▶ **EXERCISE REQUIREMENTS**:
1 – According to the GaN text, in what year will the GaN power and RF markets exceed $4 billion?
2 – Write out the stretch of the GaN text from "Today, GaN is" through "their key insights.", copying it word for word.

▶ **TEXT FOR ANALYSIS**:
↓

Today, GaN is set to be an indispensable technology for power and RF applications in the coming years. Established Si and SiC companies are eager to enter this emerging market, but moving from innovation to mass production raises significant challenges. Last June, Ezgi Dogmus from Yole Group, along with David Haynes and Michelle Bourke from Lam Research, presented a webcast addressing these concerns. They were joined by Yann Lamy from CEA-Leti and Taha Ayari from Yole Group to further discuss the topic. Here are their key insights.
GaN: impressive immersion in power and RF applications
With its remarkable intrinsic characteristics, including high carrier density, high electron mobility and wide bandgap energies, GaN is a material that enables high-frequency, high-power applications. As a result, the GaN power and RF markets are surging ahead, exceeding $4 billion in 2029, with impressive CAGR23-29 projections of 41% and 10%, respectively. Those figures are extracted from two new Yole Group’s analyses: RF GaN 2024 report and Power GaN 2024 report.

↑

▶ **DATASET EXCERPTS**:
↓

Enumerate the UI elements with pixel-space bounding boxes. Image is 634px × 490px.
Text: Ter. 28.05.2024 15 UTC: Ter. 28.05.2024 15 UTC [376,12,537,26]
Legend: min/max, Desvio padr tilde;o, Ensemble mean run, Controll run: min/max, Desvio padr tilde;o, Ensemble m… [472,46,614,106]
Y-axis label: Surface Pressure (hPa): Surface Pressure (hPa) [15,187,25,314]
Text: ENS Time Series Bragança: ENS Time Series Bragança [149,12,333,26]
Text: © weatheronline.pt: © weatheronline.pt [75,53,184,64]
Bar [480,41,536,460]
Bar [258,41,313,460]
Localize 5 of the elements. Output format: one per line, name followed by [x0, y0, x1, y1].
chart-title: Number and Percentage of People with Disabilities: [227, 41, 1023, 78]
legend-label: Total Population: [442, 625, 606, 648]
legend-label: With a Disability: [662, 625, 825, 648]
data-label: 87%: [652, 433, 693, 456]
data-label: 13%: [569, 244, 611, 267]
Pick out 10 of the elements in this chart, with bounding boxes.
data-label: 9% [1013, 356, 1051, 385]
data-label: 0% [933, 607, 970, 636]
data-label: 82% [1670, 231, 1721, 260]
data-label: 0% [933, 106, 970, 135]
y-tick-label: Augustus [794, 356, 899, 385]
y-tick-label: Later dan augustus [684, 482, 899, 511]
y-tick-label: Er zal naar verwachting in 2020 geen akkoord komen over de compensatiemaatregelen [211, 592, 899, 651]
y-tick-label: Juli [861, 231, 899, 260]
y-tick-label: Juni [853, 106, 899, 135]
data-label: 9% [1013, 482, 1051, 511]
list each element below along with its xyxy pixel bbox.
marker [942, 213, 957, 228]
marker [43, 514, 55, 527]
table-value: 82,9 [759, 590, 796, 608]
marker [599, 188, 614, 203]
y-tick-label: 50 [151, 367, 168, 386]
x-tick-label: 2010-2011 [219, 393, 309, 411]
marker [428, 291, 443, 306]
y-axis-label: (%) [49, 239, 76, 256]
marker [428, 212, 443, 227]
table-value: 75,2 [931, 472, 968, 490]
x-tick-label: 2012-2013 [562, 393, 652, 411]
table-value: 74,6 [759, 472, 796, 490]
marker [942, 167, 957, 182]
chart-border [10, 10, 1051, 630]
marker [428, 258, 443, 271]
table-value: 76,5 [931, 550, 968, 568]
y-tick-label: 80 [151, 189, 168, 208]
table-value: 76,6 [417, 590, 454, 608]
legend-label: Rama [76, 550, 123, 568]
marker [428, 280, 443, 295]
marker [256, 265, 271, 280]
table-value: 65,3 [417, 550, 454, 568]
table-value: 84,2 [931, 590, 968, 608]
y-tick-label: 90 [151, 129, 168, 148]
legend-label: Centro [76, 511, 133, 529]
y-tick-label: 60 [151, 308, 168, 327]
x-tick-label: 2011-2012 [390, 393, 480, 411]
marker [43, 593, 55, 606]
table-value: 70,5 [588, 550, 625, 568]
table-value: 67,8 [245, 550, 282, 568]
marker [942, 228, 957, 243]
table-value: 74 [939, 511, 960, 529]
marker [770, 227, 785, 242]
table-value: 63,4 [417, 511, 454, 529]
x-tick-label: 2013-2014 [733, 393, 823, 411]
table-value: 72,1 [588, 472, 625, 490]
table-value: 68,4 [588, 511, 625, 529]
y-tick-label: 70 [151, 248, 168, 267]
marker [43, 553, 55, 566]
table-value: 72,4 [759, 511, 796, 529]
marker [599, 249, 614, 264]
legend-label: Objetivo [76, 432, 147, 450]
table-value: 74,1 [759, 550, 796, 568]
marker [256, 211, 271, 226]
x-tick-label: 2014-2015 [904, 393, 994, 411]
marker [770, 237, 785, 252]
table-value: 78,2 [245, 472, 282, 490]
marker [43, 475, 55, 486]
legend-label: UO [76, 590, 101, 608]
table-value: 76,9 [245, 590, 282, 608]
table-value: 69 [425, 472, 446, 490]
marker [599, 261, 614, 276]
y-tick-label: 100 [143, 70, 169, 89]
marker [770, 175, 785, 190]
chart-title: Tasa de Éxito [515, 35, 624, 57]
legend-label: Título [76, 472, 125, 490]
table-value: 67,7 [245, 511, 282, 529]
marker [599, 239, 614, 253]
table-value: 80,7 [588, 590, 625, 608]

↑

▶ **PER-TASK OUTPUTS**:
1 – 2029

2 –
Today, GaN is set to be an indispensable technology for power and RF applications in the coming years. Established Si and SiC companies are eager to enter this emerging market, but moving from innovation to mass production raises significant challenges. Last June, Ezgi Dogmus from Yole Group, along with David Haynes and Michelle Bourke from Lam Research, presented a webcast addressing these concerns. They were joined by Yann Lamy from CEA-Leti and Taha Ayari from Yole Group to further discuss the topic. Here are their key insights.